Repeat, word for word, the line with "Parse this screenshot: output" and each one after it to the end. No picture goes into the copy.

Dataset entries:
━━━━━━━━━━━━━━━━━━━━

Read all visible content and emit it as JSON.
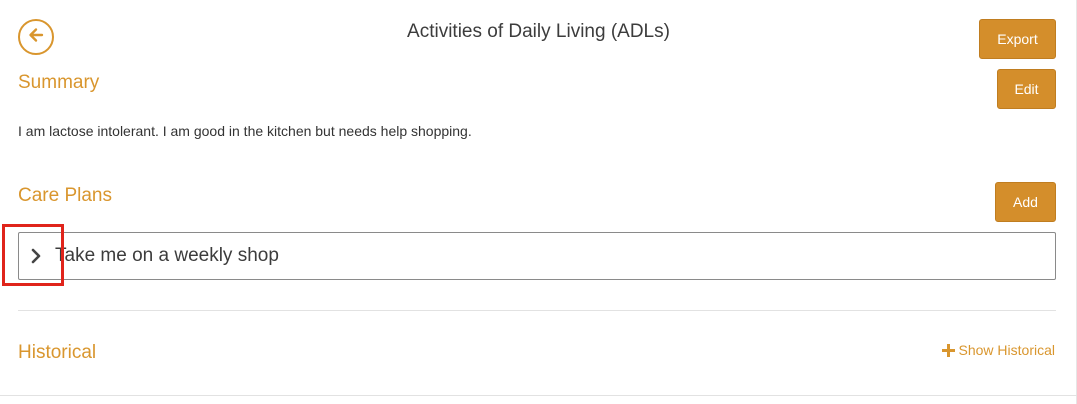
{
  "header": {
    "title": "Activities of Daily Living (ADLs)",
    "export_label": "Export"
  },
  "summary": {
    "heading": "Summary",
    "edit_label": "Edit",
    "text": "I am lactose intolerant. I am good in the kitchen but needs help shopping."
  },
  "care_plans": {
    "heading": "Care Plans",
    "add_label": "Add",
    "items": [
      {
        "label": "Take me on a weekly shop"
      }
    ]
  },
  "historical": {
    "heading": "Historical",
    "show_label": "Show Historical"
  },
  "icons": {
    "back": "arrow-left-icon",
    "expand": "chevron-right-icon",
    "plus": "plus-icon"
  },
  "colors": {
    "accent": "#d9962e",
    "button": "#d48e2b",
    "highlight": "#e0241b"
  }
}
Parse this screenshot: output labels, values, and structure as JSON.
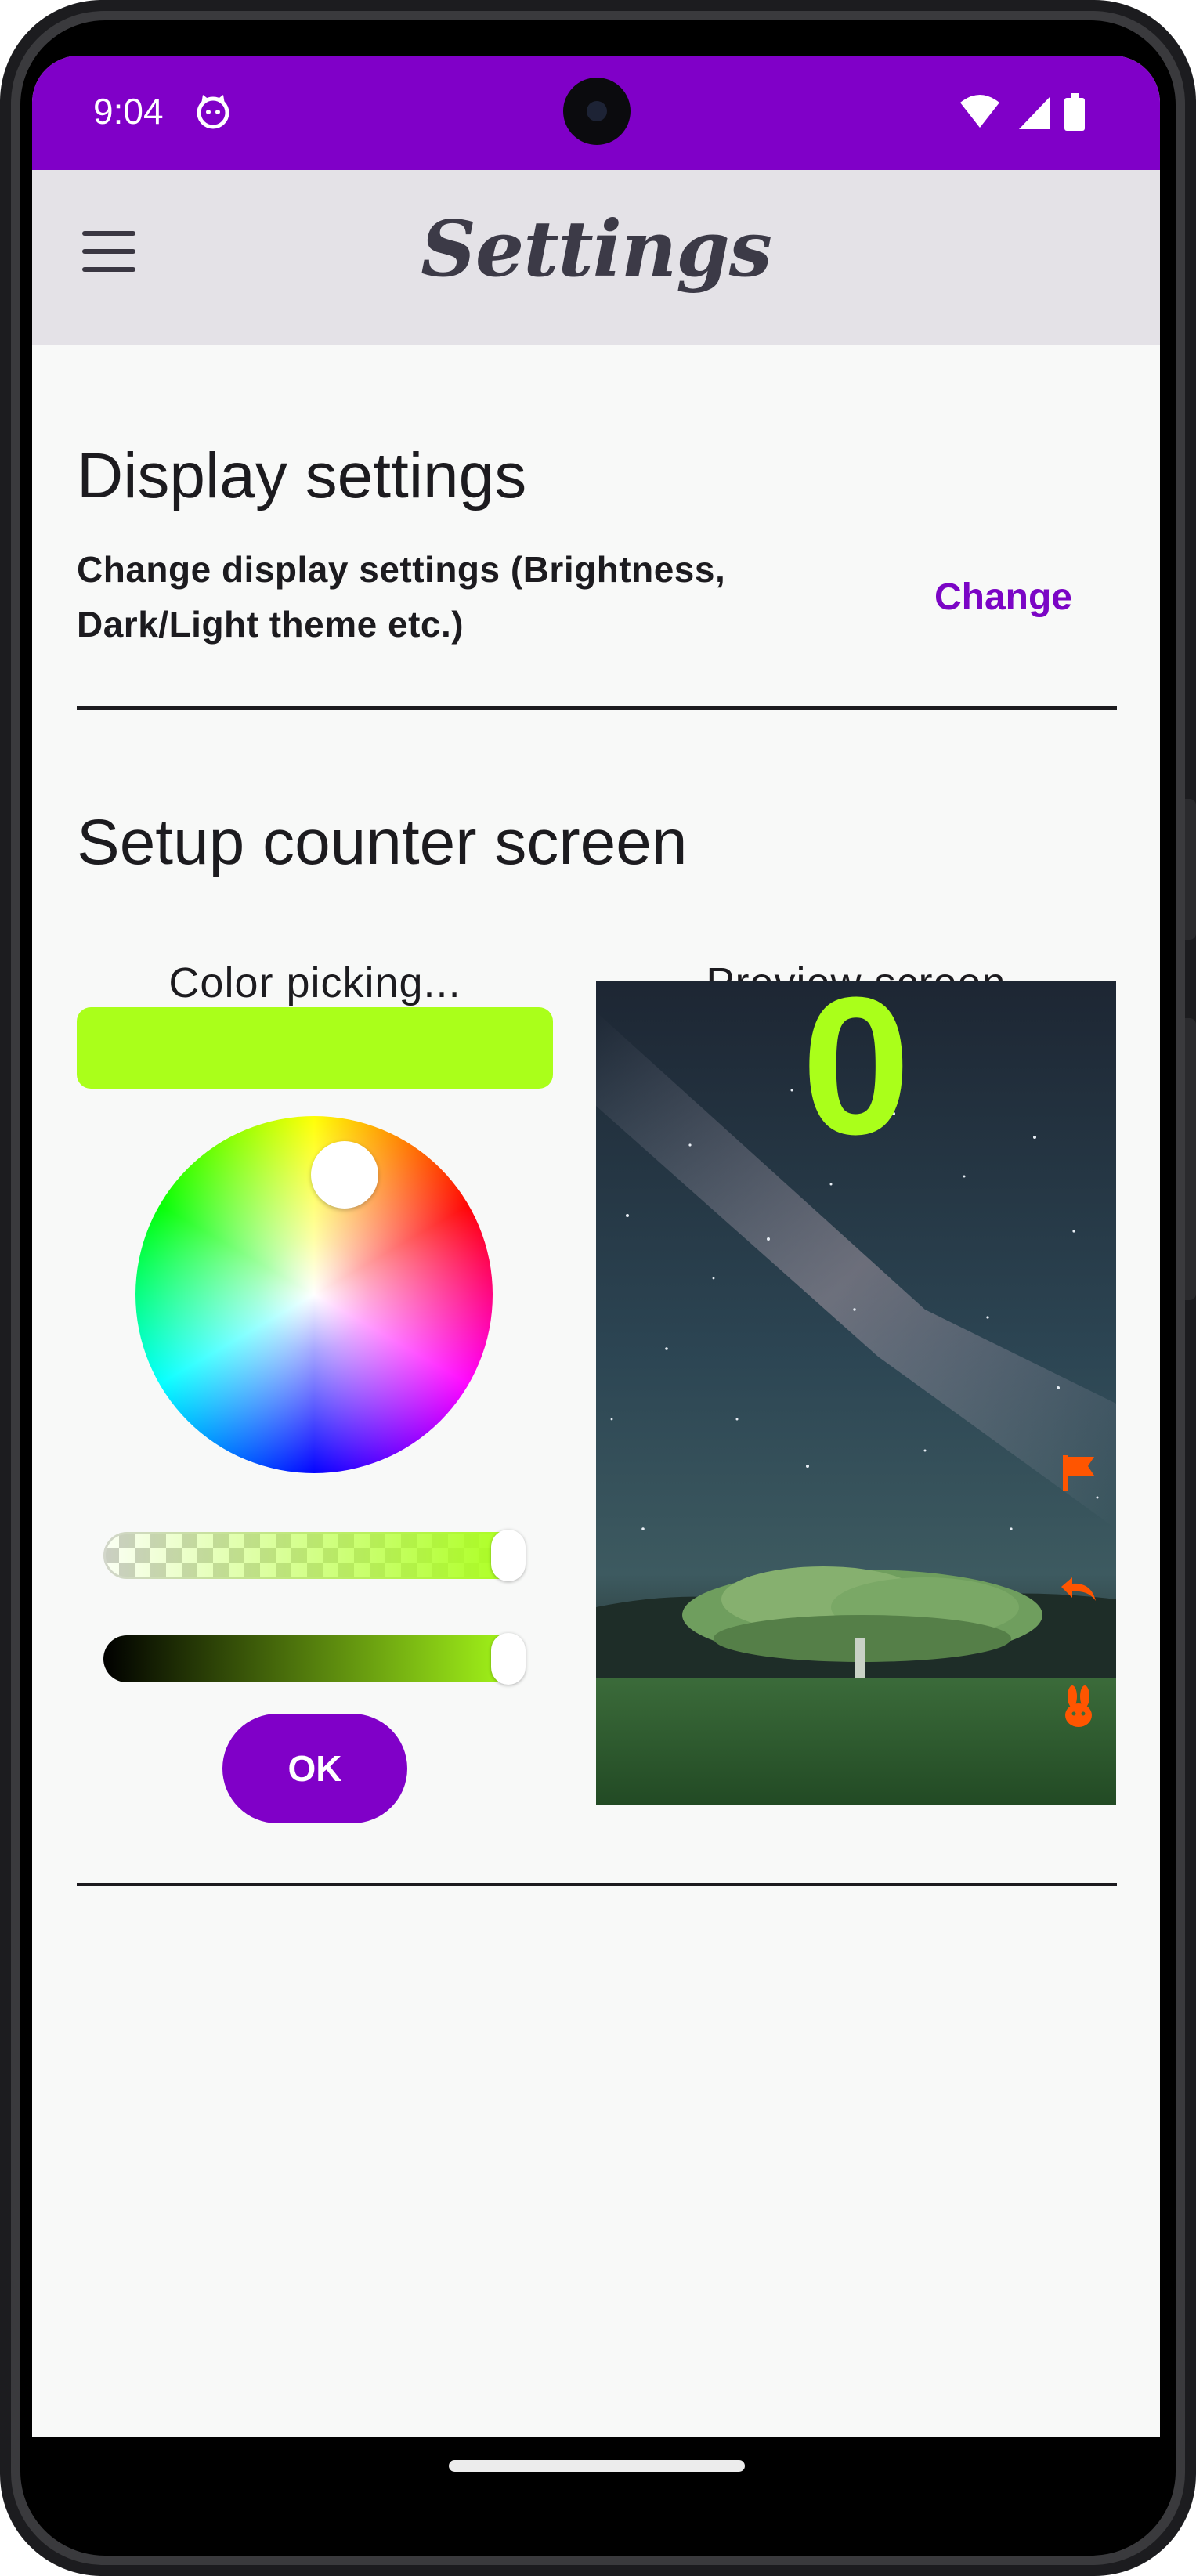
{
  "status_bar": {
    "time": "9:04",
    "app_icon": "cat-face-icon",
    "icons": [
      "wifi-icon",
      "signal-icon",
      "battery-icon"
    ],
    "background_color": "#8000c8"
  },
  "app_bar": {
    "title": "Settings",
    "menu_icon": "hamburger-menu-icon",
    "background_color": "#e4e2e7"
  },
  "display_settings": {
    "heading": "Display settings",
    "description_line1": "Change display settings (Brightness,",
    "description_line2": "Dark/Light theme etc.)",
    "change_label": "Change"
  },
  "counter_setup": {
    "heading": "Setup counter screen",
    "color_picker": {
      "label": "Color picking...",
      "selected_color": "#aaff1a",
      "alpha_level": 1.0,
      "value_level": 1.0,
      "ok_label": "OK"
    },
    "preview": {
      "label": "Preview screen",
      "counter_value": "0",
      "counter_color": "#aaff1a",
      "background": "starry-night-tree-photo",
      "icons": [
        "flag-icon",
        "undo-icon",
        "rabbit-icon"
      ],
      "icon_color": "#ff5500"
    }
  },
  "accent_color": "#7b05c5"
}
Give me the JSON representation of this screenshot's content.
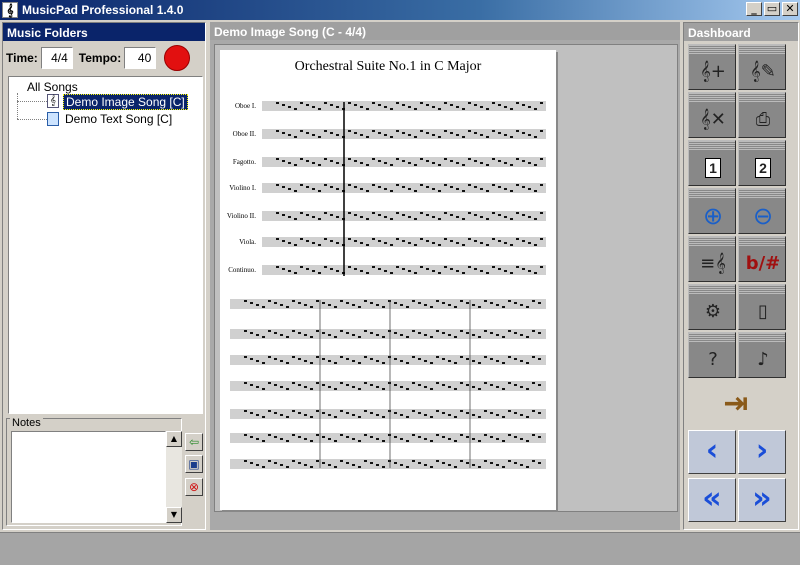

━━━━━━━━━━━━━━━━━━━━

→ Exercise solution
Parse this screenshot: output labels, values, and structure as JSON.
{
  "status_bar": {
    "time": "9:04",
    "app_icon": "cat-face-icon",
    "icons": [
      "wifi-icon",
      "signal-icon",
      "battery-icon"
    ],
    "background_color": "#8000c8"
  },
  "app_bar": {
    "title": "Settings",
    "menu_icon": "hamburger-menu-icon",
    "background_color": "#e4e2e7"
  },
  "display_settings": {
    "heading": "Display settings",
    "description_line1": "Change display settings (Brightness,",
    "description_line2": "Dark/Light theme etc.)",
    "change_label": "Change"
  },
  "counter_setup": {
    "heading": "Setup counter screen",
    "color_picker": {
      "label": "Color picking...",
      "selected_color": "#aaff1a",
      "alpha_level": 1.0,
      "value_level": 1.0,
      "ok_label": "OK"
    },
    "preview": {
      "label": "Preview screen",
      "counter_value": "0",
      "counter_color": "#aaff1a",
      "background": "starry-night-tree-photo",
      "icons": [
        "flag-icon",
        "undo-icon",
        "rabbit-icon"
      ],
      "icon_color": "#ff5500"
    }
  },
  "accent_color": "#7b05c5"
}
Give me the JSON representation of this screenshot's content.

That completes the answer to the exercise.